Source passage =>
- - - -

This works even if boost was to fail, no regex, no weird stuff nor libraries.

EDIT: Fix for M.M.'s comment.

No boost, no regex, just the string library. It's that simple.

string trim(const string s) { // removes whitespace characters from beginnig and end of string s
	const int l = (int)s.length();
	int a=0, b=l-1;
	char c;
	while(a<l && ((c=s.at(a))==' '||c=='\t'||c=='\n'||c=='\v'||c=='\f'||c=='\r'||c=='\0')) a++;
	while(b>a && ((c=s.at(b))==' '||c=='\t'||c=='\n'||c=='\v'||c=='\f'||c=='\r'||c=='\0')) b--;
	return s.substr(a, 1+b-a);
}

The constant time and space complexity for removing leading and trailing spaces can be achieved by using pop_back() function in the string. Code looks as follows:

void trimTrailingSpaces(string& s) {
    while (s.size() > 0 && s.back() == ' ') {
        s.pop_back();
    }
}

void trimSpaces(string& s) {
    //trim trailing spaces.
    trimTrailingSpaces(s);
    //trim leading spaces
    //To reduce complexity, reversing and removing trailing spaces 
    //and again reversing back
    reverse(s.begin(), s.end());
    trimTrailingSpaces(s);
    reverse(s.begin(), s.end());
}

    char *str = (char*) malloc(50 * sizeof(char));
    strcpy(str, "    some random string (<50 chars)  ");

    while(*str == ' ' || *str == '\t' || *str == '\n')

- - - -

Records provided =>

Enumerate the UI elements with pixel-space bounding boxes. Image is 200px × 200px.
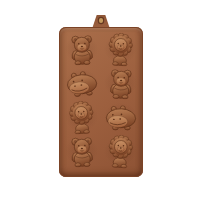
hippo-relief	[102, 103, 139, 131]
cavity-bear	[101, 66, 140, 100]
chocolate-mold	[59, 27, 143, 177]
bear-relief	[67, 33, 96, 66]
lion-relief	[65, 100, 98, 135]
bear-relief	[67, 135, 96, 168]
product-photo	[0, 0, 200, 200]
hippo-relief	[63, 68, 101, 97]
lion-relief	[104, 32, 137, 67]
lion-relief	[104, 133, 137, 168]
cavity-hippo	[101, 100, 140, 134]
cavity-bear	[62, 134, 101, 168]
cavity-hippo	[62, 66, 101, 100]
mold-grid	[62, 32, 140, 168]
cavity-lion	[101, 134, 140, 168]
bear-relief	[106, 67, 135, 100]
cavity-lion	[101, 32, 140, 66]
hanging-hole	[99, 18, 104, 23]
cavity-bear	[62, 32, 101, 66]
cavity-lion	[62, 100, 101, 134]
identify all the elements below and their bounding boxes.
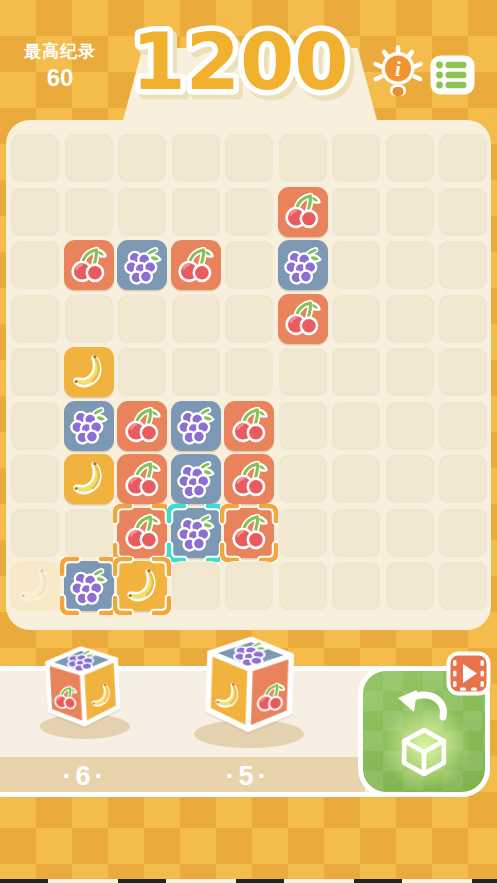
cell-r2c2-grape[interactable]: [117, 240, 167, 290]
cube-icon: [399, 727, 449, 777]
cell-r3c3[interactable]: [171, 294, 221, 344]
cell-r6c7[interactable]: [385, 454, 435, 504]
menu-button[interactable]: [429, 54, 476, 96]
cell-r7c4-cherry[interactable]: [224, 508, 274, 558]
cell-r2c5-grape[interactable]: [278, 240, 328, 290]
cell-r4c1-banana[interactable]: [64, 347, 114, 397]
cell-r7c6[interactable]: [331, 508, 381, 558]
cherry-icon: [229, 512, 270, 553]
grape-icon: [282, 245, 323, 286]
cell-r2c0[interactable]: [10, 240, 60, 290]
cell-r1c2[interactable]: [117, 187, 167, 237]
svg-text:1200: 1200: [131, 17, 348, 107]
cherry-icon: [229, 405, 270, 446]
cell-r6c2-cherry[interactable]: [117, 454, 167, 504]
game-screen: 最高纪录 60 1200 1200 i: [0, 0, 497, 883]
cell-r8c2-banana[interactable]: [117, 561, 167, 611]
hint-button[interactable]: i: [372, 45, 424, 101]
cell-r8c8[interactable]: [438, 561, 488, 611]
banana-icon: [68, 459, 109, 500]
cell-r4c0[interactable]: [10, 347, 60, 397]
cell-r7c8[interactable]: [438, 508, 488, 558]
banana-icon: [68, 352, 109, 393]
cell-r2c8[interactable]: [438, 240, 488, 290]
cell-r6c1-banana[interactable]: [64, 454, 114, 504]
cell-r1c7[interactable]: [385, 187, 435, 237]
cell-r1c4[interactable]: [224, 187, 274, 237]
cell-r6c4-cherry[interactable]: [224, 454, 274, 504]
cell-r3c4[interactable]: [224, 294, 274, 344]
cell-r5c7[interactable]: [385, 401, 435, 451]
watch-ad-video-badge[interactable]: [446, 649, 491, 698]
cell-r1c6[interactable]: [331, 187, 381, 237]
cell-r8c5[interactable]: [278, 561, 328, 611]
grape-icon: [68, 566, 109, 607]
dice-piece-1[interactable]: [36, 642, 131, 737]
cherry-icon: [282, 191, 323, 232]
cell-r5c3-grape[interactable]: [171, 401, 221, 451]
cell-r1c5-cherry[interactable]: [278, 187, 328, 237]
cherry-icon: [122, 459, 163, 500]
cell-r8c4[interactable]: [224, 561, 274, 611]
grape-icon: [175, 459, 216, 500]
cell-r3c0[interactable]: [10, 294, 60, 344]
cherry-icon: [122, 405, 163, 446]
cell-r6c0[interactable]: [10, 454, 60, 504]
cell-r4c8[interactable]: [438, 347, 488, 397]
cell-r2c7[interactable]: [385, 240, 435, 290]
cell-r2c1-cherry[interactable]: [64, 240, 114, 290]
dice-piece-2[interactable]: [194, 632, 305, 743]
current-score: 1200 1200: [90, 4, 390, 116]
dice-count-2: ·5·: [188, 761, 308, 792]
cell-r2c4[interactable]: [224, 240, 274, 290]
grape-icon: [175, 512, 216, 553]
cell-r5c5[interactable]: [278, 401, 328, 451]
cell-r1c1[interactable]: [64, 187, 114, 237]
cell-r3c6[interactable]: [331, 294, 381, 344]
svg-text:i: i: [395, 57, 401, 81]
board-panel: [6, 120, 491, 630]
cell-r7c7[interactable]: [385, 508, 435, 558]
cherry-icon: [282, 298, 323, 339]
cell-r3c7[interactable]: [385, 294, 435, 344]
cell-r3c1[interactable]: [64, 294, 114, 344]
cell-r7c3-grape[interactable]: [171, 508, 221, 558]
cell-r0c4[interactable]: [224, 133, 274, 183]
board-grid: [10, 133, 488, 611]
dice-count-1: ·6·: [25, 761, 145, 792]
cell-r3c5-cherry[interactable]: [278, 294, 328, 344]
cell-r4c5[interactable]: [278, 347, 328, 397]
cell-r5c0[interactable]: [10, 401, 60, 451]
banana-icon: [15, 566, 56, 607]
cell-r5c4-cherry[interactable]: [224, 401, 274, 451]
cell-r8c6[interactable]: [331, 561, 381, 611]
cell-r0c6[interactable]: [331, 133, 381, 183]
cell-r1c3[interactable]: [171, 187, 221, 237]
cell-r4c4[interactable]: [224, 347, 274, 397]
cell-r4c3[interactable]: [171, 347, 221, 397]
cell-r7c2-cherry[interactable]: [117, 508, 167, 558]
cell-r0c5[interactable]: [278, 133, 328, 183]
cell-r0c8[interactable]: [438, 133, 488, 183]
cell-r7c0[interactable]: [10, 508, 60, 558]
cell-r6c8[interactable]: [438, 454, 488, 504]
grape-icon: [175, 405, 216, 446]
cell-r0c1[interactable]: [64, 133, 114, 183]
cherry-icon: [122, 512, 163, 553]
grape-icon: [122, 245, 163, 286]
cell-r1c0[interactable]: [10, 187, 60, 237]
cell-r4c2[interactable]: [117, 347, 167, 397]
cell-r5c2-cherry[interactable]: [117, 401, 167, 451]
cell-r0c3[interactable]: [171, 133, 221, 183]
cell-r0c2[interactable]: [117, 133, 167, 183]
cell-r5c8[interactable]: [438, 401, 488, 451]
cell-r8c0-banana[interactable]: [10, 561, 60, 611]
cell-r0c0[interactable]: [10, 133, 60, 183]
bottom-edge-strip: [0, 879, 497, 883]
cherry-icon: [229, 459, 270, 500]
cell-r4c6[interactable]: [331, 347, 381, 397]
cell-r6c6[interactable]: [331, 454, 381, 504]
cell-r2c3-cherry[interactable]: [171, 240, 221, 290]
cell-r6c5[interactable]: [278, 454, 328, 504]
cell-r7c5[interactable]: [278, 508, 328, 558]
cell-r5c6[interactable]: [331, 401, 381, 451]
list-menu-icon: [431, 56, 475, 95]
cell-r0c7[interactable]: [385, 133, 435, 183]
cell-r3c8[interactable]: [438, 294, 488, 344]
cell-r8c3[interactable]: [171, 561, 221, 611]
cell-r7c1[interactable]: [64, 508, 114, 558]
grape-icon: [68, 405, 109, 446]
cell-r4c7[interactable]: [385, 347, 435, 397]
cell-r8c7[interactable]: [385, 561, 435, 611]
banana-icon: [122, 566, 163, 607]
cherry-icon: [68, 245, 109, 286]
cell-r5c1-grape[interactable]: [64, 401, 114, 451]
cell-r3c2[interactable]: [117, 294, 167, 344]
cell-r1c8[interactable]: [438, 187, 488, 237]
cherry-icon: [175, 245, 216, 286]
cell-r6c3-grape[interactable]: [171, 454, 221, 504]
cell-r2c6[interactable]: [331, 240, 381, 290]
cell-r8c1-grape[interactable]: [64, 561, 114, 611]
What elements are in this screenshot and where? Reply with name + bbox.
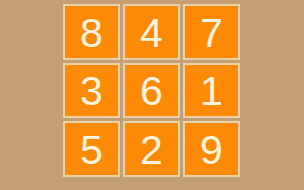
tile-r2c0[interactable]: 5 bbox=[63, 121, 120, 177]
tile-digit: 9 bbox=[200, 130, 223, 171]
tile-digit: 2 bbox=[140, 130, 163, 171]
tile-r2c1[interactable]: 2 bbox=[123, 121, 180, 177]
puzzle-board: 8 4 7 3 6 1 5 2 9 bbox=[63, 4, 240, 177]
tile-r1c0[interactable]: 3 bbox=[63, 63, 120, 119]
tile-r0c1[interactable]: 4 bbox=[123, 4, 180, 60]
game-screen: 8 4 7 3 6 1 5 2 9 bbox=[0, 0, 304, 190]
tile-digit: 8 bbox=[80, 13, 103, 54]
tile-digit: 4 bbox=[140, 13, 163, 54]
tile-r0c2[interactable]: 7 bbox=[183, 4, 240, 60]
tile-r1c2[interactable]: 1 bbox=[183, 63, 240, 119]
tile-r1c1[interactable]: 6 bbox=[123, 63, 180, 119]
tile-r2c2[interactable]: 9 bbox=[183, 121, 240, 177]
tile-digit: 6 bbox=[140, 71, 163, 112]
tile-digit: 5 bbox=[80, 130, 103, 171]
tile-r0c0[interactable]: 8 bbox=[63, 4, 120, 60]
tile-digit: 1 bbox=[200, 71, 223, 112]
tile-digit: 3 bbox=[80, 71, 103, 112]
tile-digit: 7 bbox=[200, 13, 223, 54]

- - - -

Problem to solve =>
In the string-trimming thread, which string function does trimTrailingSpaces call to remove each trailing space?

The completed task =>
pop_back()